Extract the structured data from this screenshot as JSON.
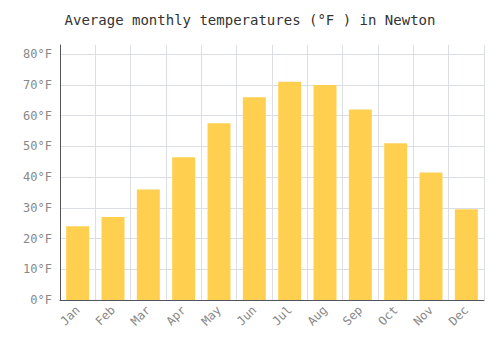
{
  "chart_data": {
    "type": "bar",
    "title": "Average monthly temperatures (°F ) in Newton",
    "categories": [
      "Jan",
      "Feb",
      "Mar",
      "Apr",
      "May",
      "Jun",
      "Jul",
      "Aug",
      "Sep",
      "Oct",
      "Nov",
      "Dec"
    ],
    "values": [
      24,
      27,
      36,
      46.5,
      57.5,
      66,
      71,
      70,
      62,
      51,
      41.5,
      29.5
    ],
    "color": "#FFD050",
    "ylim": [
      0,
      83
    ],
    "yticks": [
      {
        "value": 0,
        "label": "0°F"
      },
      {
        "value": 10,
        "label": "10°F"
      },
      {
        "value": 20,
        "label": "20°F"
      },
      {
        "value": 30,
        "label": "30°F"
      },
      {
        "value": 40,
        "label": "40°F"
      },
      {
        "value": 50,
        "label": "50°F"
      },
      {
        "value": 60,
        "label": "60°F"
      },
      {
        "value": 70,
        "label": "70°F"
      },
      {
        "value": 80,
        "label": "80°F"
      }
    ],
    "grid": true
  }
}
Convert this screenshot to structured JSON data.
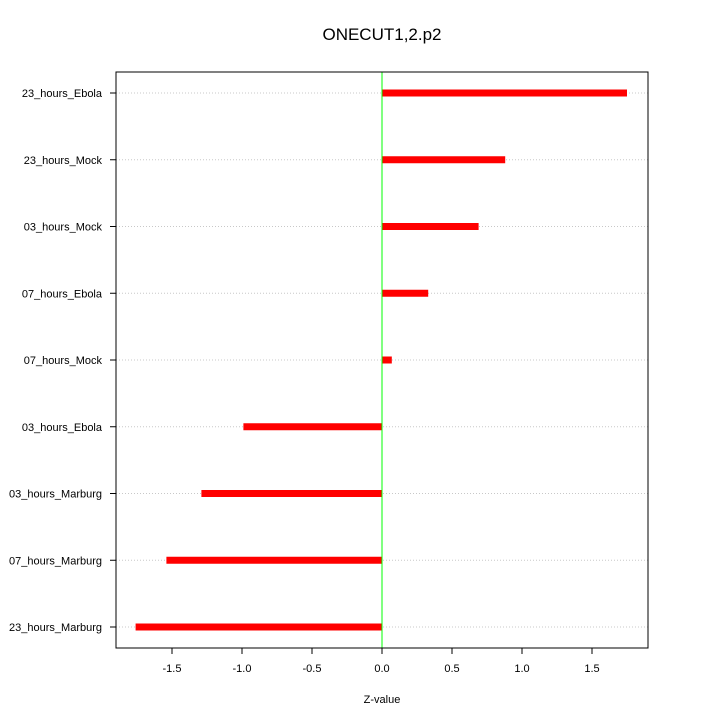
{
  "chart_data": {
    "type": "bar",
    "orientation": "horizontal",
    "title": "ONECUT1,2.p2",
    "xlabel": "Z-value",
    "ylabel": "",
    "categories": [
      "23_hours_Ebola",
      "23_hours_Mock",
      "03_hours_Mock",
      "07_hours_Ebola",
      "07_hours_Mock",
      "03_hours_Ebola",
      "03_hours_Marburg",
      "07_hours_Marburg",
      "23_hours_Marburg"
    ],
    "values": [
      1.75,
      0.88,
      0.69,
      0.33,
      0.07,
      -0.99,
      -1.29,
      -1.54,
      -1.76
    ],
    "xlim": [
      -1.9,
      1.9
    ],
    "xticks": [
      -1.5,
      -1.0,
      -0.5,
      0.0,
      0.5,
      1.0,
      1.5
    ],
    "xtick_labels": [
      "-1.5",
      "-1.0",
      "-0.5",
      "0.0",
      "0.5",
      "1.0",
      "1.5"
    ],
    "reference_line": 0,
    "bar_color": "#ff0000",
    "reference_line_color": "#00ff00",
    "grid": "horizontal dotted",
    "legend": "none"
  }
}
◇ ◇ ◇
INSTRUCTIONS TO FOLLOW — Begin with the line that contains "Convert this screenshot" and repeat every line through the end of the data, exactly and only those lines, leaving out the pictures.

FULL RESPONSE —
Convert this screenshot to structured JSON data.
{
  "chart_data": {
    "type": "bar",
    "orientation": "horizontal",
    "title": "ONECUT1,2.p2",
    "xlabel": "Z-value",
    "ylabel": "",
    "categories": [
      "23_hours_Ebola",
      "23_hours_Mock",
      "03_hours_Mock",
      "07_hours_Ebola",
      "07_hours_Mock",
      "03_hours_Ebola",
      "03_hours_Marburg",
      "07_hours_Marburg",
      "23_hours_Marburg"
    ],
    "values": [
      1.75,
      0.88,
      0.69,
      0.33,
      0.07,
      -0.99,
      -1.29,
      -1.54,
      -1.76
    ],
    "xlim": [
      -1.9,
      1.9
    ],
    "xticks": [
      -1.5,
      -1.0,
      -0.5,
      0.0,
      0.5,
      1.0,
      1.5
    ],
    "xtick_labels": [
      "-1.5",
      "-1.0",
      "-0.5",
      "0.0",
      "0.5",
      "1.0",
      "1.5"
    ],
    "reference_line": 0,
    "bar_color": "#ff0000",
    "reference_line_color": "#00ff00",
    "grid": "horizontal dotted",
    "legend": "none"
  }
}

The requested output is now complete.